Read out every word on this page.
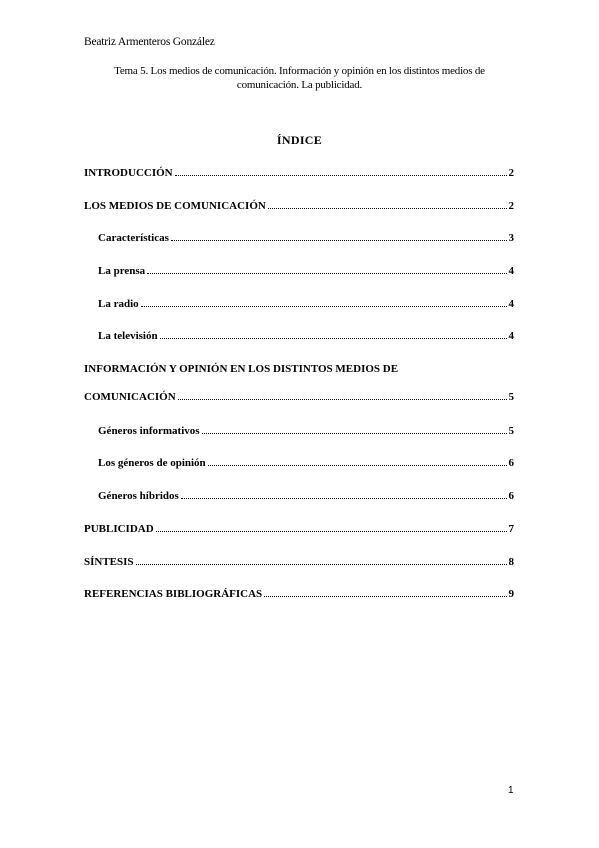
Beatriz Armenteros González
Tema 5. Los medios de comunicación. Información y opinión en los distintos medios de comunicación. La publicidad.
ÍNDICE
INTRODUCCIÓN	2
LOS MEDIOS DE COMUNICACIÓN	2
Características	3
La prensa	4
La radio	4
La televisión	4
INFORMACIÓN Y OPINIÓN EN LOS DISTINTOS MEDIOS DE
COMUNICACIÓN	5
Géneros informativos	5
Los géneros de opinión	6
Géneros híbridos	6
PUBLICIDAD	7
SÍNTESIS	8
REFERENCIAS BIBLIOGRÁFICAS	9
1
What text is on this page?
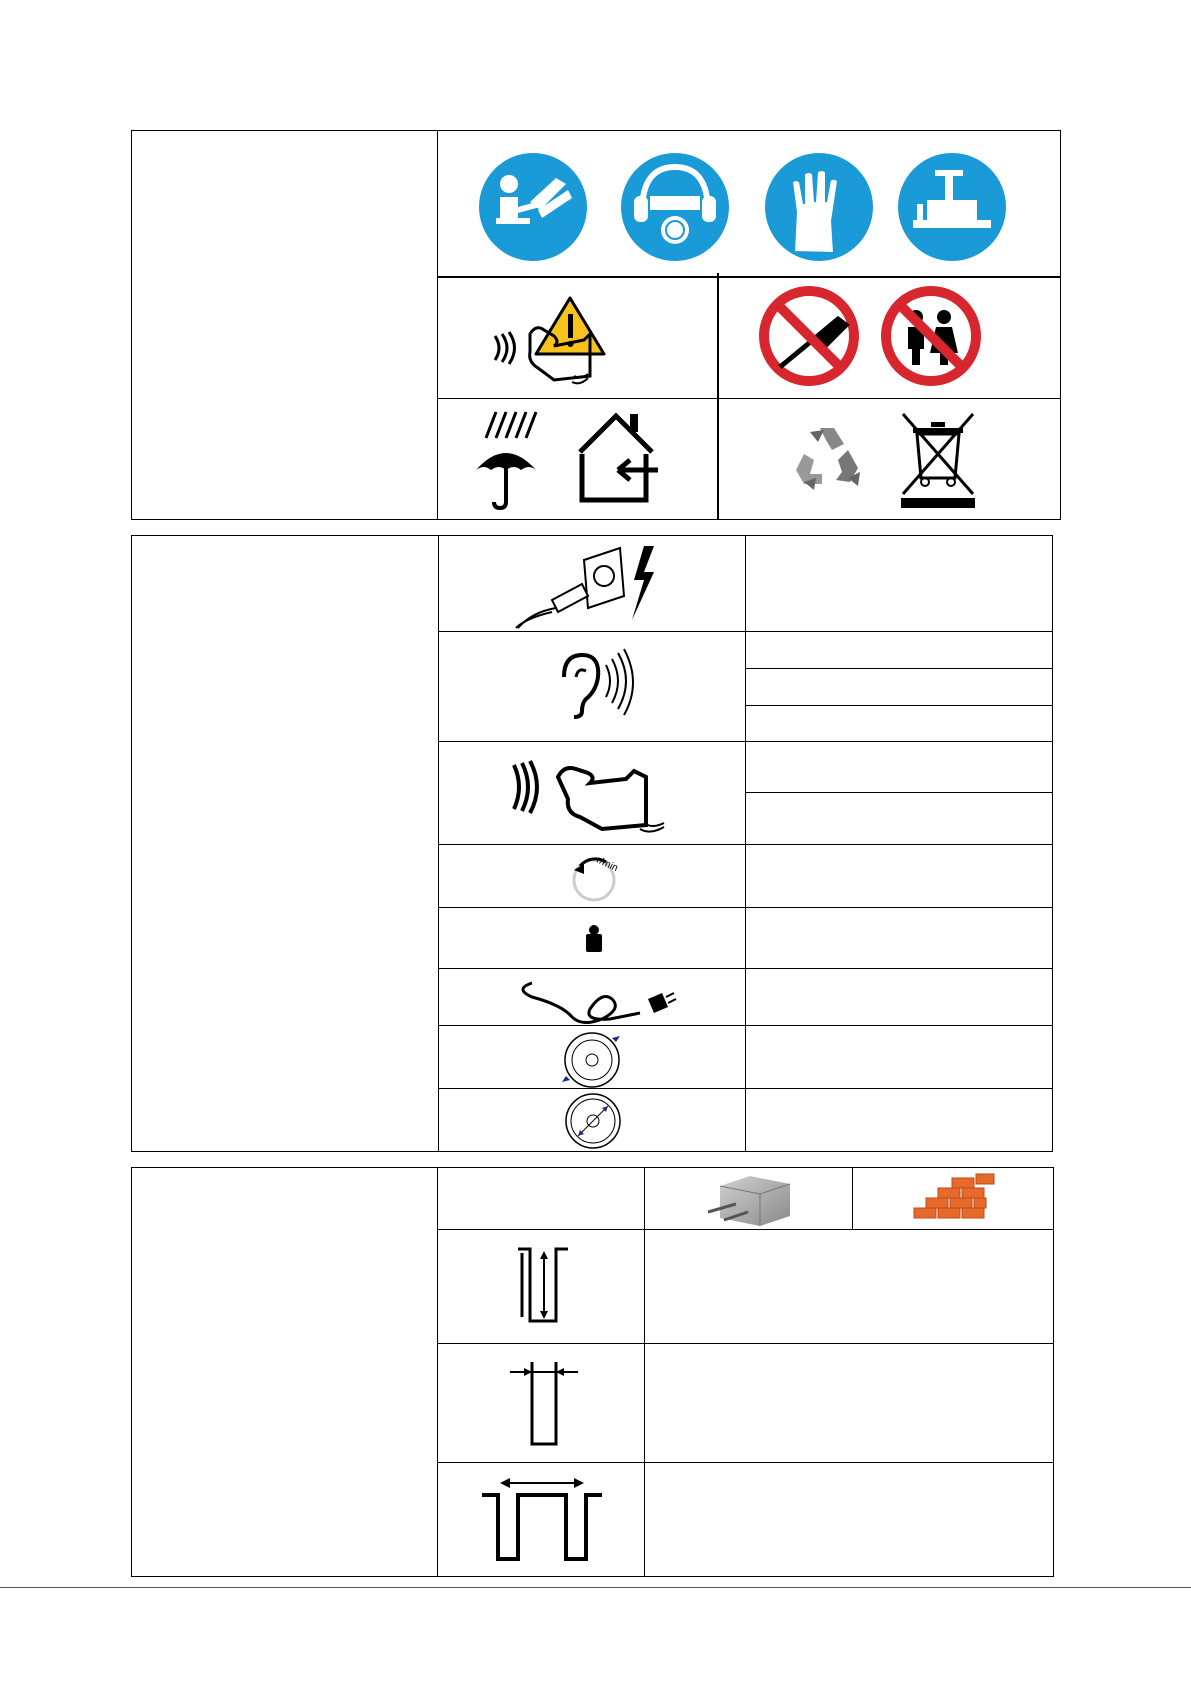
r/min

——

Count the lines of these entries that hold the string "page", and give only that number.

2